[START OF Selected text]
FMRG: Cyber: Manufacturing USA: Exploiting Spatio-Temporal Interdependency Between Electrochemical Manufacturing and Power Grid to Optimize Flexibility and Sustainability

$29.99M USD

Funder National Science Foundation (US)
Recipient Organization University of Wisconsin-Madison
Country United States
Start Date Sep 01, 2023
End Date Aug 31, 2027
Duration 1,460 days
Number of Grantees 5
Roles Principal Investigator; Co-Principal Investigator
Data Source National Science Foundation (US)
Grant ID 2328160
Grant Description

The chemical manufacturing sector and the power grid are becoming increasingly coupled. This is driven by their shared interest in decarbonizing operations: the chemical sector is aiming to decarbonize via electrification of key technologies, while the grid is aiming to decarbonize via adoption of renewable (wind/solar) power. As such, mitigating the inherent intermittency of renewable power is a grand challenge that needs to be overcome to achieve decarbonization of both sectors.

This will require the design of new and flexible technologies that can shift power demands from the seconds to seasons timescale and from the local to the national level. The chemical sector is uniquely positioned to help provide these unprecedented levels of flexibility. This can be achieved via modular electrochemical (EC) technologies that use highly intermittent power to produce chemicals in a distributed manner and via the efficient production of energy carriers (e.g., hydrogen, ammonia, formic acid) that can be used to store, transport, and re-generate power.

To realize this vision, a paradigm shift under which EC technologies are co-designed with electricity markets is needed; specifically, EC technologies need to be designed as flexibility providers that actively participate in electricity markets and such markets need to properly remunerate flexibility services. More broadly, EC technologies are vital sector-coupling assets that can provide flexibility to enable risk mitigation (e.g., extreme weather, cyber-attacks) and can play a key role in ensuring that the power grid and chemical supply chains operate in a reliable, sustainable, and economic manner.

Accordingly, This Future CyberManufacturing research grant will boost American chemical manufacturing and advance the prosperity and welfare of the United States. The project will also lead to new design principles, simulation models, data, and technologies that enhance the training of the next-generation workforce of chemical engineers, electrical engineers, and chemists to leverage multiscale thinking to develop technologies and solutions.

The project will also lead to new business practices that foster coordination between chemical and power sectors with the goal of helping accelerate the adoption of new technologies and decarbonization efforts.

The goal of this Future Manufacturing project is to conduct fundamental computational and experimental research to design new and flexible electrochemical (EC) technologies that best integrate with the power grid and with chemical supply chains, to identify key aspects that limit flexibility of these technologies, and to determine how to best exploit their flexibility to achieve economic and sustainability goals at a societal scale. Specifically, an interdisciplinary team will: (i) develop infrastructure-level modeling techniques that capture the multiscale coupling between the chemical and power sectors that capture different types of EC technologies and help identify amounts and types of flexibility needed; (ii) develop device-level models for EC technologies that capture the interplay between flexibility and design (e.g., cell capacity, ramping capacity, efficiency, durability); (iii) develop density functional theory models that help identify electrode materials to meet design specifications; and (iv) develop experimental procedures to evaluate different reaction chemistries, materials, and EC configurations (e.g., coupled, decoupled, tandem, cascade), and to collect key data that informs modeling and economic/environmental assessments.
[END OF Selected text]
Job 1:
Which organization receives the funding in the grant summary?
The grant summary and the rows come from separate, unrelated sources.
[START OF Task data]
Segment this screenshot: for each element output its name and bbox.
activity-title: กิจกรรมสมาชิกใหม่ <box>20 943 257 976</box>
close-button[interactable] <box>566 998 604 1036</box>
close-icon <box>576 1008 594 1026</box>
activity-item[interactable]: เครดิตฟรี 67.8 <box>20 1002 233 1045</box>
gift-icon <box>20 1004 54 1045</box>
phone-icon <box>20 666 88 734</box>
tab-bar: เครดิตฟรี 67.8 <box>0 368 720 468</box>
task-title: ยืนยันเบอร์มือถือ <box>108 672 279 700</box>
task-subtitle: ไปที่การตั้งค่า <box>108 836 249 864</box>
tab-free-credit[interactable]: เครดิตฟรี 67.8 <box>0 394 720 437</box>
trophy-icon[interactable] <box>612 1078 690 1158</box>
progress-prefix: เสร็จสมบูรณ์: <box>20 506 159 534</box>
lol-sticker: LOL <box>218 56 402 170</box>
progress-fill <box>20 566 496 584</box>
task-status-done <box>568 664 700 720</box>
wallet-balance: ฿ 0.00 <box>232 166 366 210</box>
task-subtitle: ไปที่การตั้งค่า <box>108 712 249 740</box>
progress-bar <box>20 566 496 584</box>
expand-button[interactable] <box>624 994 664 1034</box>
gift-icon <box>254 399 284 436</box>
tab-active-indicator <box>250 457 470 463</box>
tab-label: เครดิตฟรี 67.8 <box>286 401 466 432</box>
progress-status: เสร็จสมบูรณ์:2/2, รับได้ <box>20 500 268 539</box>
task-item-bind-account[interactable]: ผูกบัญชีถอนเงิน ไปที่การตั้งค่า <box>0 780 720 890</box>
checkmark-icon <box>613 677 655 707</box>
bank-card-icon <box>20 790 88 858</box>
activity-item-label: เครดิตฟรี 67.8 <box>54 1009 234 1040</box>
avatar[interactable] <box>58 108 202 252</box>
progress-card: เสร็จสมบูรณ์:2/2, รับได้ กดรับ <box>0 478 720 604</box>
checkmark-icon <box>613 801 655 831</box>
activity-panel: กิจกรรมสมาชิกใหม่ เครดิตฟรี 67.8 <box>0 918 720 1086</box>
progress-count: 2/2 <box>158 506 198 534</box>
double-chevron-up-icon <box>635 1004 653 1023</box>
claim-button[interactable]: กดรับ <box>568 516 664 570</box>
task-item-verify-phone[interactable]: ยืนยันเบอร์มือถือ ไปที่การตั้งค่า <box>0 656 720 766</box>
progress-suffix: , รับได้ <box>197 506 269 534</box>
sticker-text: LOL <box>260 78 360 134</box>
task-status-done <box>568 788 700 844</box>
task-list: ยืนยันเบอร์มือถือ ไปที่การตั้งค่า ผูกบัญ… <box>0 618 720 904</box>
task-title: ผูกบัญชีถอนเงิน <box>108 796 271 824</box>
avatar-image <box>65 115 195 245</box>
[END OF Task data]
Job 2:
Copy out the rows from the first one up to and including the line containing "task-subtitle: ไปที่การตั้งค่า <box>108 712".

Task solution 1:
University of Wisconsin-Madison

Task solution 2:
Segment this screenshot: for each element output its name and bbox.
activity-title: กิจกรรมสมาชิกใหม่ <box>20 943 257 976</box>
close-button[interactable] <box>566 998 604 1036</box>
close-icon <box>576 1008 594 1026</box>
activity-item[interactable]: เครดิตฟรี 67.8 <box>20 1002 233 1045</box>
gift-icon <box>20 1004 54 1045</box>
phone-icon <box>20 666 88 734</box>
tab-bar: เครดิตฟรี 67.8 <box>0 368 720 468</box>
task-title: ยืนยันเบอร์มือถือ <box>108 672 279 700</box>
task-subtitle: ไปที่การตั้งค่า <box>108 836 249 864</box>
tab-free-credit[interactable]: เครดิตฟรี 67.8 <box>0 394 720 437</box>
trophy-icon[interactable] <box>612 1078 690 1158</box>
progress-prefix: เสร็จสมบูรณ์: <box>20 506 159 534</box>
lol-sticker: LOL <box>218 56 402 170</box>
progress-fill <box>20 566 496 584</box>
task-status-done <box>568 664 700 720</box>
wallet-balance: ฿ 0.00 <box>232 166 366 210</box>
task-subtitle: ไปที่การตั้งค่า <box>108 712 249 740</box>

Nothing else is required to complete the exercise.